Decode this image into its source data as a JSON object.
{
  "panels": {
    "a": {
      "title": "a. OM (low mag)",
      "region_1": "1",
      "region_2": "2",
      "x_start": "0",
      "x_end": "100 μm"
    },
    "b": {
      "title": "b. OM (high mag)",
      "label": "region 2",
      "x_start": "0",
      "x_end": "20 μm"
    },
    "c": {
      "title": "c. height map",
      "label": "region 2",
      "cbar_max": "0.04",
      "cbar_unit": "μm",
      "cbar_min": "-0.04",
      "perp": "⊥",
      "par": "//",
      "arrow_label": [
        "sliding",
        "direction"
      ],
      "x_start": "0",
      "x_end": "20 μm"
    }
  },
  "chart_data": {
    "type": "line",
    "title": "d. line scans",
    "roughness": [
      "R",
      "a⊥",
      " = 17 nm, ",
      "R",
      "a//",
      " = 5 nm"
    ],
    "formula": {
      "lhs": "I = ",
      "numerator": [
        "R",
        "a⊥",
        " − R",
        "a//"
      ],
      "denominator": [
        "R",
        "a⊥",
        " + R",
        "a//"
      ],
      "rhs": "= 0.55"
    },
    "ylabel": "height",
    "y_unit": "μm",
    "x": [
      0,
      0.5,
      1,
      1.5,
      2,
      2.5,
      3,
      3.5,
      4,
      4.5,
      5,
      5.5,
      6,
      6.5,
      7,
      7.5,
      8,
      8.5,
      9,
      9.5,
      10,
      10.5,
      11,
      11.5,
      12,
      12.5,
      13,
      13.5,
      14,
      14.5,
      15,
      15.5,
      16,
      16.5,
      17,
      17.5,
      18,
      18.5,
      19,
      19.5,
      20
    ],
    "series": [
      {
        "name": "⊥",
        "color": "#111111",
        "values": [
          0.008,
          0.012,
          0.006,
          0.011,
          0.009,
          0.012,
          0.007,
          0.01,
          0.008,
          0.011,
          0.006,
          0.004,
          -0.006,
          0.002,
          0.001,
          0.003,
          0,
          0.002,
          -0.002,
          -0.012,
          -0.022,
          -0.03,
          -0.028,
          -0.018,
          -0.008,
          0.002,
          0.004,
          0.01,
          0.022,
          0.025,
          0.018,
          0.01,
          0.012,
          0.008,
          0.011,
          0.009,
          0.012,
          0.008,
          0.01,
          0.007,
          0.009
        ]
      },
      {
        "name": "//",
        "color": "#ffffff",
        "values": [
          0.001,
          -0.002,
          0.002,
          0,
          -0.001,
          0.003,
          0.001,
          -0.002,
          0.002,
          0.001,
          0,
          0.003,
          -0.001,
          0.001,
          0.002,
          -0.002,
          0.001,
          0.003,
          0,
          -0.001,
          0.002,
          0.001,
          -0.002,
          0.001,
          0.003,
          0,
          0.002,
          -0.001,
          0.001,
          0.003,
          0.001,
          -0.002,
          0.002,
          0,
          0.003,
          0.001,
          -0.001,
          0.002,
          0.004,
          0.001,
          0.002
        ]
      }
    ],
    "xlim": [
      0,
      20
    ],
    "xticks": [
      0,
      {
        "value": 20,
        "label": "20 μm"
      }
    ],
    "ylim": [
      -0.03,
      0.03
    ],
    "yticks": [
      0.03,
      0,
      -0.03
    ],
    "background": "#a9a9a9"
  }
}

WHAT THE TASK REQUIRES
Word for word, restate all of the data shown above.

RESULT
Decode this image into its source data as a JSON object.
{
  "panels": {
    "a": {
      "title": "a. OM (low mag)",
      "region_1": "1",
      "region_2": "2",
      "x_start": "0",
      "x_end": "100 μm"
    },
    "b": {
      "title": "b. OM (high mag)",
      "label": "region 2",
      "x_start": "0",
      "x_end": "20 μm"
    },
    "c": {
      "title": "c. height map",
      "label": "region 2",
      "cbar_max": "0.04",
      "cbar_unit": "μm",
      "cbar_min": "-0.04",
      "perp": "⊥",
      "par": "//",
      "arrow_label": [
        "sliding",
        "direction"
      ],
      "x_start": "0",
      "x_end": "20 μm"
    }
  },
  "chart_data": {
    "type": "line",
    "title": "d. line scans",
    "roughness": [
      "R",
      "a⊥",
      " = 17 nm, ",
      "R",
      "a//",
      " = 5 nm"
    ],
    "formula": {
      "lhs": "I = ",
      "numerator": [
        "R",
        "a⊥",
        " − R",
        "a//"
      ],
      "denominator": [
        "R",
        "a⊥",
        " + R",
        "a//"
      ],
      "rhs": "= 0.55"
    },
    "ylabel": "height",
    "y_unit": "μm",
    "x": [
      0,
      0.5,
      1,
      1.5,
      2,
      2.5,
      3,
      3.5,
      4,
      4.5,
      5,
      5.5,
      6,
      6.5,
      7,
      7.5,
      8,
      8.5,
      9,
      9.5,
      10,
      10.5,
      11,
      11.5,
      12,
      12.5,
      13,
      13.5,
      14,
      14.5,
      15,
      15.5,
      16,
      16.5,
      17,
      17.5,
      18,
      18.5,
      19,
      19.5,
      20
    ],
    "series": [
      {
        "name": "⊥",
        "color": "#111111",
        "values": [
          0.008,
          0.012,
          0.006,
          0.011,
          0.009,
          0.012,
          0.007,
          0.01,
          0.008,
          0.011,
          0.006,
          0.004,
          -0.006,
          0.002,
          0.001,
          0.003,
          0,
          0.002,
          -0.002,
          -0.012,
          -0.022,
          -0.03,
          -0.028,
          -0.018,
          -0.008,
          0.002,
          0.004,
          0.01,
          0.022,
          0.025,
          0.018,
          0.01,
          0.012,
          0.008,
          0.011,
          0.009,
          0.012,
          0.008,
          0.01,
          0.007,
          0.009
        ]
      },
      {
        "name": "//",
        "color": "#ffffff",
        "values": [
          0.001,
          -0.002,
          0.002,
          0,
          -0.001,
          0.003,
          0.001,
          -0.002,
          0.002,
          0.001,
          0,
          0.003,
          -0.001,
          0.001,
          0.002,
          -0.002,
          0.001,
          0.003,
          0,
          -0.001,
          0.002,
          0.001,
          -0.002,
          0.001,
          0.003,
          0,
          0.002,
          -0.001,
          0.001,
          0.003,
          0.001,
          -0.002,
          0.002,
          0,
          0.003,
          0.001,
          -0.001,
          0.002,
          0.004,
          0.001,
          0.002
        ]
      }
    ],
    "xlim": [
      0,
      20
    ],
    "xticks": [
      0,
      {
        "value": 20,
        "label": "20 μm"
      }
    ],
    "ylim": [
      -0.03,
      0.03
    ],
    "yticks": [
      0.03,
      0,
      -0.03
    ],
    "background": "#a9a9a9"
  }
}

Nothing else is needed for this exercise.